**DATASET ROWS:**
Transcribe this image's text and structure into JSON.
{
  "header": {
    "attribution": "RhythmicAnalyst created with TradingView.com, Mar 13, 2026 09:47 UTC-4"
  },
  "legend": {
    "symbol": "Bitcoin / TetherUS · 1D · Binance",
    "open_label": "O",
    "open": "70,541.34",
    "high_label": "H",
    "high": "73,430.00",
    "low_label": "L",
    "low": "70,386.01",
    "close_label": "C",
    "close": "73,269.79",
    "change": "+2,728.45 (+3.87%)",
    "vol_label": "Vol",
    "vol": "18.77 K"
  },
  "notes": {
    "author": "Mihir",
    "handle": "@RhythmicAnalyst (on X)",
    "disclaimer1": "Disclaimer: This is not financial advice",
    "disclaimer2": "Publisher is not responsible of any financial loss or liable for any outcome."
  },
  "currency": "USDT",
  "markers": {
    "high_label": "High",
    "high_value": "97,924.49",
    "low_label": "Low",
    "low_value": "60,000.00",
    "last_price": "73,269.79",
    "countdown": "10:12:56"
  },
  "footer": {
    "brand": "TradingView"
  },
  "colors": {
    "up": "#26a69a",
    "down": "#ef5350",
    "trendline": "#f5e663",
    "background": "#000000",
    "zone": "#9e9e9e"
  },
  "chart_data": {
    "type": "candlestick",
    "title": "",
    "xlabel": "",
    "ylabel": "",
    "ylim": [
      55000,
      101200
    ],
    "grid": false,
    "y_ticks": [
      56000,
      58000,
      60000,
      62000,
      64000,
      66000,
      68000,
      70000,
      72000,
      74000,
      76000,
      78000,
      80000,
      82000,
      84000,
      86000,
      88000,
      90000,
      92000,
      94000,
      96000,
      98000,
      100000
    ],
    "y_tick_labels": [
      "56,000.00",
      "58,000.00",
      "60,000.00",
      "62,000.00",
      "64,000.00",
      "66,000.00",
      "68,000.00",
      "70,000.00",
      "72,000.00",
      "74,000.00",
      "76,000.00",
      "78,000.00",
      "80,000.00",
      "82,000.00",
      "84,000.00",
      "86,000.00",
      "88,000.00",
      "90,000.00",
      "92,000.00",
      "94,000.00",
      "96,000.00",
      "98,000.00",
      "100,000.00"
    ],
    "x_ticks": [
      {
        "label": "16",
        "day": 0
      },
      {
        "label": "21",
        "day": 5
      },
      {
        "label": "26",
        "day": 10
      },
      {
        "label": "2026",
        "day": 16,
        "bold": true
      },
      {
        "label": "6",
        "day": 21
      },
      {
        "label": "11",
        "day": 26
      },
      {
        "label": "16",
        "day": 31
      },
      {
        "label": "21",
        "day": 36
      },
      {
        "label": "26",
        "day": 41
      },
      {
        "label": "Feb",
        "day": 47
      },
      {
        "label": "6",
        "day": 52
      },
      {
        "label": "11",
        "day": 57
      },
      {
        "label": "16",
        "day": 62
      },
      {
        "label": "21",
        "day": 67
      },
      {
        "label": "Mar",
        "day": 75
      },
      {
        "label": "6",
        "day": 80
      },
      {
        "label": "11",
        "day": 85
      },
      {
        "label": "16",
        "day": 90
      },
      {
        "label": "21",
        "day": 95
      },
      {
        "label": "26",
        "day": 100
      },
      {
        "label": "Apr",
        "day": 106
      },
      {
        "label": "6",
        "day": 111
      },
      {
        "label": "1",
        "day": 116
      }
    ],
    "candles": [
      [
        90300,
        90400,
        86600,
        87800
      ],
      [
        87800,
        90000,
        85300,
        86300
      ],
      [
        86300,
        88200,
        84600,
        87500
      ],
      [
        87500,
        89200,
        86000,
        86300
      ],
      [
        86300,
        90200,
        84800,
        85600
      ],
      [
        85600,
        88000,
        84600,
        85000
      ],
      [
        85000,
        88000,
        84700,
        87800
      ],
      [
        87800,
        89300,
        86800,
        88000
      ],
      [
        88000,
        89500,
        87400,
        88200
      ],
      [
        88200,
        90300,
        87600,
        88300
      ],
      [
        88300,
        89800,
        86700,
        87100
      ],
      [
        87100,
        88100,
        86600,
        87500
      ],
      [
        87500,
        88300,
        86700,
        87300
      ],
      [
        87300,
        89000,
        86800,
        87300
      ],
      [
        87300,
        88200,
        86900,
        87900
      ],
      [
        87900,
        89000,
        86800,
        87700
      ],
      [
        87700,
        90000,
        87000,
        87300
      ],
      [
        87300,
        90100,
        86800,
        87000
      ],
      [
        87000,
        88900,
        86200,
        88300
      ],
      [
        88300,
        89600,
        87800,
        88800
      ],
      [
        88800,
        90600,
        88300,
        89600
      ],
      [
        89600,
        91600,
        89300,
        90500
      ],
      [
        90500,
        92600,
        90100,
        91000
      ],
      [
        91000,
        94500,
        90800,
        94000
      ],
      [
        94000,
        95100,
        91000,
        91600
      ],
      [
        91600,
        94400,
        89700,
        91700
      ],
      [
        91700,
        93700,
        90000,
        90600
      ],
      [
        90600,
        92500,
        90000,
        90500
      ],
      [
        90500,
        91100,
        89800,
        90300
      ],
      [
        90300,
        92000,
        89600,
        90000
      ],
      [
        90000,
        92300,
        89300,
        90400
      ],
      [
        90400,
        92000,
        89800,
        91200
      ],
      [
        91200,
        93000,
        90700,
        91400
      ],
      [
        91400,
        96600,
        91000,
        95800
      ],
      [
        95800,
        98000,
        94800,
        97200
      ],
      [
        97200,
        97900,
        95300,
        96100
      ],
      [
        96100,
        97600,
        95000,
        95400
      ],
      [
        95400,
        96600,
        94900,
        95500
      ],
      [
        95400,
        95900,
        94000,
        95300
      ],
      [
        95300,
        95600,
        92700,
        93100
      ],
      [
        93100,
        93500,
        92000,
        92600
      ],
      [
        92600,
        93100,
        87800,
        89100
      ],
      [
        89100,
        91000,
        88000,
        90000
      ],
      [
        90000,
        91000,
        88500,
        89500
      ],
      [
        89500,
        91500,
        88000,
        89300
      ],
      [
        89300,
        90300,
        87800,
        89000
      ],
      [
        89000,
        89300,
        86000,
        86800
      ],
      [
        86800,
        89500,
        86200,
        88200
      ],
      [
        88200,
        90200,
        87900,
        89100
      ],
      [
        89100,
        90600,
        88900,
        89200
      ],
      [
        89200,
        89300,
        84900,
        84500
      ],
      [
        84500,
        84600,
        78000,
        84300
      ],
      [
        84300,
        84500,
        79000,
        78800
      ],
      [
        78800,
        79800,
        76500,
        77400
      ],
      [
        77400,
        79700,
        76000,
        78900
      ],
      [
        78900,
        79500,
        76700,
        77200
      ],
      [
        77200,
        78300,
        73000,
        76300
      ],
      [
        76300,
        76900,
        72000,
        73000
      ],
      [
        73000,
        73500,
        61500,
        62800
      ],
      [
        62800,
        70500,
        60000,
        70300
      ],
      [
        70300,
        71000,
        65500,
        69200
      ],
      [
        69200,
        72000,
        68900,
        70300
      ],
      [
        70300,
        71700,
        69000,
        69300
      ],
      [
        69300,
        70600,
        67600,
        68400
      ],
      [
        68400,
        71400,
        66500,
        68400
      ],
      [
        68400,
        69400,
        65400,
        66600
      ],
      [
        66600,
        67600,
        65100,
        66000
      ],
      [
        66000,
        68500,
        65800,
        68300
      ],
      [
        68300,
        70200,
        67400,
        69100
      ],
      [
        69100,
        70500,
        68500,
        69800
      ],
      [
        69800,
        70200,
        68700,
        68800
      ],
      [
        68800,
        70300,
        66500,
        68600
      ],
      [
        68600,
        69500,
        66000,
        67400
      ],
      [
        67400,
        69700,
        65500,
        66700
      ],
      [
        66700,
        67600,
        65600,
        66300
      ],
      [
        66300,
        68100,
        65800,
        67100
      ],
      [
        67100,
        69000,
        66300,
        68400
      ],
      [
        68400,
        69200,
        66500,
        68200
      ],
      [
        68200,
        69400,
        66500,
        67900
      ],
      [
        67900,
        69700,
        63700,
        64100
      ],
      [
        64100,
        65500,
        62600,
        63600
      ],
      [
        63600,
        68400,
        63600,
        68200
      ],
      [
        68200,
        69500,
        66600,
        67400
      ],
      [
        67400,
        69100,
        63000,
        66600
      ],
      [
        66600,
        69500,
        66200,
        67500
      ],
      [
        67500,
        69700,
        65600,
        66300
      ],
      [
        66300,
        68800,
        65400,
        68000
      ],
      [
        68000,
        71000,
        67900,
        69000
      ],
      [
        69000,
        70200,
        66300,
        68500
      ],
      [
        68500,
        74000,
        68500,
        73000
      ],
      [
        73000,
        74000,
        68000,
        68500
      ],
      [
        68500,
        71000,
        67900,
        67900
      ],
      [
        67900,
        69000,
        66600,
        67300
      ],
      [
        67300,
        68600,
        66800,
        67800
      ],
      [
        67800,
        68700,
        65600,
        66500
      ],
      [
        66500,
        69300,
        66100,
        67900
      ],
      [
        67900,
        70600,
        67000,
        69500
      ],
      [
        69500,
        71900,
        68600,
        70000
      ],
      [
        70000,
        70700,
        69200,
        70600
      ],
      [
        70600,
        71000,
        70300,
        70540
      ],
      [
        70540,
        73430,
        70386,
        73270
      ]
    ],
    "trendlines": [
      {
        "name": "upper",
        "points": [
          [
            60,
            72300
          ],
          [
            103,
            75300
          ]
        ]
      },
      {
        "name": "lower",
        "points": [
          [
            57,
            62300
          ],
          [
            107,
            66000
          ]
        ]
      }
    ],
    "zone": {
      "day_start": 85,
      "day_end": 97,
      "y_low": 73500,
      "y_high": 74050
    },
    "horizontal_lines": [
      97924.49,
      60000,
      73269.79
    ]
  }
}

**BRIEF:** Locate the word "TradingView" in the entries, and copy every line where it is found.

**WRITTEN ANSWER:**
    "attribution": "RhythmicAnalyst created with TradingView.com, Mar 13, 2026 09:47 UTC-4"
    "brand": "TradingView"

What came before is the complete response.